Reproduce each record exactly.

RECORD LIST -
☆ ☆ ☆

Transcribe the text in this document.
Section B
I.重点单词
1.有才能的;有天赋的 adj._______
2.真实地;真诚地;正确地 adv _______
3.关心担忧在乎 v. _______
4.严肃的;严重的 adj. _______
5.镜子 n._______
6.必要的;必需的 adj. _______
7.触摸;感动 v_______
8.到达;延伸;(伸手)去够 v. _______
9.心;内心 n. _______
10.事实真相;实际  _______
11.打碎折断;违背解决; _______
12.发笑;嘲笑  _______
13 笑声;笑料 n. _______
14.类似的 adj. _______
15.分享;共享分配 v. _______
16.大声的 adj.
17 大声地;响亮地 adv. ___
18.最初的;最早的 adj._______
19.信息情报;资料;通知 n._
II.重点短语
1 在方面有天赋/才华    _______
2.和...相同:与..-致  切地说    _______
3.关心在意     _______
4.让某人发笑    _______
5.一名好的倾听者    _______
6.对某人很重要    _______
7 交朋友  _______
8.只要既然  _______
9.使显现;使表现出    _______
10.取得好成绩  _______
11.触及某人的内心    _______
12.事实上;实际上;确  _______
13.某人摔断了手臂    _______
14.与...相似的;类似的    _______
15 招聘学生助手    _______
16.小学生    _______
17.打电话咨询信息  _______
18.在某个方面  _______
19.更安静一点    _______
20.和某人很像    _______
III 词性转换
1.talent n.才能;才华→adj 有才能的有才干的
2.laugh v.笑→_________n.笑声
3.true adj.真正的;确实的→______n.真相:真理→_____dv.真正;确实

☆ ☆ ☆

TASK SOLUTION -
Transcribe the text in this document.
Section B
I.重点单词
1.有才能的;有天赋的 adj._______
2.真实地;真诚地;正确地 adv _______
3.关心担忧在乎 v. _______
4.严肃的;严重的 adj. _______
5.镜子 n._______
6.必要的;必需的 adj. _______
7.触摸;感动 v_______
8.到达;延伸;(伸手)去够 v. _______
9.心;内心 n. _______
10.事实真相;实际  _______
11.打碎折断;违背解决; _______
12.发笑;嘲笑  _______
13 笑声;笑料 n. _______
14.类似的 adj. _______
15.分享;共享分配 v. _______
16.大声的 adj.
17 大声地;响亮地 adv. ___
18.最初的;最早的 adj._______
19.信息情报;资料;通知 n._
II.重点短语
1 在方面有天赋/才华    _______
2.和...相同:与..-致  切地说    _______
3.关心在意     _______
4.让某人发笑    _______
5.一名好的倾听者    _______
6.对某人很重要    _______
7 交朋友  _______
8.只要既然  _______
9.使显现;使表现出    _______
10.取得好成绩  _______
11.触及某人的内心    _______
12.事实上;实际上;确  _______
13.某人摔断了手臂    _______
14.与...相似的;类似的    _______
15 招聘学生助手    _______
16.小学生    _______
17.打电话咨询信息  _______
18.在某个方面  _______
19.更安静一点    _______
20.和某人很像    _______
III 词性转换
1.talent n.才能;才华→adj 有才能的有才干的
2.laugh v.笑→_________n.笑声
3.true adj.真正的;确实的→______n.真相:真理→_____dv.真正;确实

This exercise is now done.